WORK REQUIRED:
From the listing below, return each line that includes "Output".

DATASET ENTRIES:
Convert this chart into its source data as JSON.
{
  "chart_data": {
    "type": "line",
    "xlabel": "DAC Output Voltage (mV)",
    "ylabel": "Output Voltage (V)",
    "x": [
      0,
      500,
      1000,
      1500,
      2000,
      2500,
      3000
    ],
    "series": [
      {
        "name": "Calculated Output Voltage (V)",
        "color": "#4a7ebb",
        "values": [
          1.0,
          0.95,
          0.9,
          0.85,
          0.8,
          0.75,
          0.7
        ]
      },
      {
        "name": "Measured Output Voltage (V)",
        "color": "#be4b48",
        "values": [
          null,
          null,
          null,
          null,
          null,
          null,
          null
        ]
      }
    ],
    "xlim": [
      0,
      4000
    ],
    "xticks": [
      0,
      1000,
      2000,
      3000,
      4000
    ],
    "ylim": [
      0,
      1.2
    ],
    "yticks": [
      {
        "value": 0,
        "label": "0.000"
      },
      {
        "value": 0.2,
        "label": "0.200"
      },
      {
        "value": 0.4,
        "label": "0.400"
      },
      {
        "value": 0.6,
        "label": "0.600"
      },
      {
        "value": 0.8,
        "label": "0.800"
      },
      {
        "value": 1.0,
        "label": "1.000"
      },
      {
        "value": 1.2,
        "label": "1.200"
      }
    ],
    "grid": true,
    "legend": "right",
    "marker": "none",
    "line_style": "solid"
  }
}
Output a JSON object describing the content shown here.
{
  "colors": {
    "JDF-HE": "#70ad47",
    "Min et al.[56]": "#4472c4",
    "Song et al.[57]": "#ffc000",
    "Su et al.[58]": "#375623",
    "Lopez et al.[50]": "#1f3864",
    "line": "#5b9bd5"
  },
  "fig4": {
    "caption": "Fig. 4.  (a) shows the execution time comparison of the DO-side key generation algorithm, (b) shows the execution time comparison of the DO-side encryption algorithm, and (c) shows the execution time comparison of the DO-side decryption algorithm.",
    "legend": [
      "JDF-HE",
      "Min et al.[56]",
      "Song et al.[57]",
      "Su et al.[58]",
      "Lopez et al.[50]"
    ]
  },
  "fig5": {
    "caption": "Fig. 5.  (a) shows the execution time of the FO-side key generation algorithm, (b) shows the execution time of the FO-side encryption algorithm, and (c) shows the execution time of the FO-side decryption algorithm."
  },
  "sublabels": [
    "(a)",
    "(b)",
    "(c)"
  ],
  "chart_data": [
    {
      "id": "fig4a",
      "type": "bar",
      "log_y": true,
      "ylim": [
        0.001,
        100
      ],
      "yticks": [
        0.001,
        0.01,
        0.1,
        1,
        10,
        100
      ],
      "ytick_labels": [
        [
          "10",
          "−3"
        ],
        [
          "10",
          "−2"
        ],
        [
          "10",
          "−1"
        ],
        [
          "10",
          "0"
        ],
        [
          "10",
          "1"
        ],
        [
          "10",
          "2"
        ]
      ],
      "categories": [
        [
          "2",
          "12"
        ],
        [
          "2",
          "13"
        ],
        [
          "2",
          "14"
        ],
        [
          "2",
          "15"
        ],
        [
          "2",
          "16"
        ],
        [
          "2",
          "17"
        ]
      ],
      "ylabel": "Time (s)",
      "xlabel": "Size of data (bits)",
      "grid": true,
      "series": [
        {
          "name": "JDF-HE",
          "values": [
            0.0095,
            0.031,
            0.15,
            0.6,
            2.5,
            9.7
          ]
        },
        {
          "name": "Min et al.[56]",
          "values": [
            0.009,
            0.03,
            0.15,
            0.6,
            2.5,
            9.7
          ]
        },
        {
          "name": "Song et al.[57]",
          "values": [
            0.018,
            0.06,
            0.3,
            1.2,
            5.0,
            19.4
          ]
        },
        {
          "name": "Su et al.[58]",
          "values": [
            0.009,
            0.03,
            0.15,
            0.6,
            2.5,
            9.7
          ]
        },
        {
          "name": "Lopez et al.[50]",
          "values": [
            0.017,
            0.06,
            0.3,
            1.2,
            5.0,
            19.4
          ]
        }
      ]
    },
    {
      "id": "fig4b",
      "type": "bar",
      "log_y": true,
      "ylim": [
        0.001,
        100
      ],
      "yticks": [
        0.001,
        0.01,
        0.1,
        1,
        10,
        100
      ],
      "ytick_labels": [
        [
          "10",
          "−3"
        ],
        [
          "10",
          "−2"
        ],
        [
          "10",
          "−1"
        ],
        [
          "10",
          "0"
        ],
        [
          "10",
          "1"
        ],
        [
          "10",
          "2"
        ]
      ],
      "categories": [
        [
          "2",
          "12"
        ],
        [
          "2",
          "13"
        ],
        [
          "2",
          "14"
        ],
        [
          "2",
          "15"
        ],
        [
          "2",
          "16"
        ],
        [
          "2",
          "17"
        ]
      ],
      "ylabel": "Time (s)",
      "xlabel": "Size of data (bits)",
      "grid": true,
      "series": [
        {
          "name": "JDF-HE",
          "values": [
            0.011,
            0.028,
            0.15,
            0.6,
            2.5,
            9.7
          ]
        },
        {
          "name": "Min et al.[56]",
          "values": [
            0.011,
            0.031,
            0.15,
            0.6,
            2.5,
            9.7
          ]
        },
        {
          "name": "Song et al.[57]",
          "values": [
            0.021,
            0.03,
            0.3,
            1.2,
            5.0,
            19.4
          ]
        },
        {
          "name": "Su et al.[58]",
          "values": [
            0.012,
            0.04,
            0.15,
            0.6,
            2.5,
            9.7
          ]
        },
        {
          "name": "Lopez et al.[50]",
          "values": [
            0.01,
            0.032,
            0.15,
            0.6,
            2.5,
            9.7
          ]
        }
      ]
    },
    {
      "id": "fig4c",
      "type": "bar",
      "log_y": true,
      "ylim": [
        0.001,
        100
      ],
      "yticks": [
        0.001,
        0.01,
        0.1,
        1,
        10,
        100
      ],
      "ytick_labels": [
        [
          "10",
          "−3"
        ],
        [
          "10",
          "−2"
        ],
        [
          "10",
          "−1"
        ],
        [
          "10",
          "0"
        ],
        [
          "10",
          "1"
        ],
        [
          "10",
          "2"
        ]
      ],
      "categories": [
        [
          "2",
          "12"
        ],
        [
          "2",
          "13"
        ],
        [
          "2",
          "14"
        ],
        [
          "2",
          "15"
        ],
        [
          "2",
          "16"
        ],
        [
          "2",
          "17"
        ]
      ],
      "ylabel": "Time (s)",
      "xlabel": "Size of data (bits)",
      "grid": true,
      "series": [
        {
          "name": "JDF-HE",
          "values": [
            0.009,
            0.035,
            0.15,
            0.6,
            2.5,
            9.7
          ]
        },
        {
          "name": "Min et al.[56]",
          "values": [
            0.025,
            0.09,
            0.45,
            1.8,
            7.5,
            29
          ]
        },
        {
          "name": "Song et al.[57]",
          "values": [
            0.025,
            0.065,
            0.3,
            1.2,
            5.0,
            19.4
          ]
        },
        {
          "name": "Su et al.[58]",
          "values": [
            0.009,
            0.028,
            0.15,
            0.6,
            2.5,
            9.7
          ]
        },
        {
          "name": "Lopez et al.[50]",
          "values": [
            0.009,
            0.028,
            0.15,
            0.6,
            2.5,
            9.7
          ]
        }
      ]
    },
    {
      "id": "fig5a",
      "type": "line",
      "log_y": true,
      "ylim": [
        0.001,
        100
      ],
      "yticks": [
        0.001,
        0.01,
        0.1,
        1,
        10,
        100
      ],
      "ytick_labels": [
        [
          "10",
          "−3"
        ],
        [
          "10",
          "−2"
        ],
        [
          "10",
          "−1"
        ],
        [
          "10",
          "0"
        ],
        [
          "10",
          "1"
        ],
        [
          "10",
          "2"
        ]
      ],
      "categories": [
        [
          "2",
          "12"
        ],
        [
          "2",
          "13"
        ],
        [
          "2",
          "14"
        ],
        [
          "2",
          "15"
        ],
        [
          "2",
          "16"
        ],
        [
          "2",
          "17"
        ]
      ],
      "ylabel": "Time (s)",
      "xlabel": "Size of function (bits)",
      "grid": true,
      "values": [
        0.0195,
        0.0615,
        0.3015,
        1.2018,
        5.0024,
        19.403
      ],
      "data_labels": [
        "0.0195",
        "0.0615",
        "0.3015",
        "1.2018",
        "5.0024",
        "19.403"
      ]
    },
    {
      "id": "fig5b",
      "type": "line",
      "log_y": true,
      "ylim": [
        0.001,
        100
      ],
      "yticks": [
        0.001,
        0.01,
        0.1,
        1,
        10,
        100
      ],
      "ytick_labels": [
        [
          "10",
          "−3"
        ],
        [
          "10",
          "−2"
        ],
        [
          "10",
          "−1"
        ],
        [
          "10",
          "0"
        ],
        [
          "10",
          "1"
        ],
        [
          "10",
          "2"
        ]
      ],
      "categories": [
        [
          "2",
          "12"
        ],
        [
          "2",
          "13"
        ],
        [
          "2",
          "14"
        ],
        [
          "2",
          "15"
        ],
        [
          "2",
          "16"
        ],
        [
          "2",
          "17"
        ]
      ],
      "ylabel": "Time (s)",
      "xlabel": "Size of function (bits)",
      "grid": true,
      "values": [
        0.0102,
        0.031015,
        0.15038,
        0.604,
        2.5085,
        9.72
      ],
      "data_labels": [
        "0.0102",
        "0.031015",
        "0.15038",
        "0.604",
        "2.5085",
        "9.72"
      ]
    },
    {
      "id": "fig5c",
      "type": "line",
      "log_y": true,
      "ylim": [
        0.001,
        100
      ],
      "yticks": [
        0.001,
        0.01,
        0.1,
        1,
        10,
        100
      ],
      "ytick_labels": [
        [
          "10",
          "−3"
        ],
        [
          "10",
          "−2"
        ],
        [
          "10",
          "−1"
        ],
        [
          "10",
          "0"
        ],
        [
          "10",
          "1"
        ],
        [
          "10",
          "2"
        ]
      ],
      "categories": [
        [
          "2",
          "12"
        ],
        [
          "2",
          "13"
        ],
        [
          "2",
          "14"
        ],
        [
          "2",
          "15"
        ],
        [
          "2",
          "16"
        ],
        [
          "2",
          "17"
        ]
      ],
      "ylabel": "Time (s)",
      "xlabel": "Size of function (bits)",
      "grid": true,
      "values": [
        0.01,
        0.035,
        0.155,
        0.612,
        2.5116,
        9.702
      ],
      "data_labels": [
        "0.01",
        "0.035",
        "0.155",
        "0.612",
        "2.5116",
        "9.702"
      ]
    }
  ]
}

SOLUTION FOR THIS EXERCISE:
    "xlabel": "DAC Output Voltage (mV)",
    "ylabel": "Output Voltage (V)",
        "name": "Calculated Output Voltage (V)",
        "name": "Measured Output Voltage (V)",
Output a JSON object describing the content shown here.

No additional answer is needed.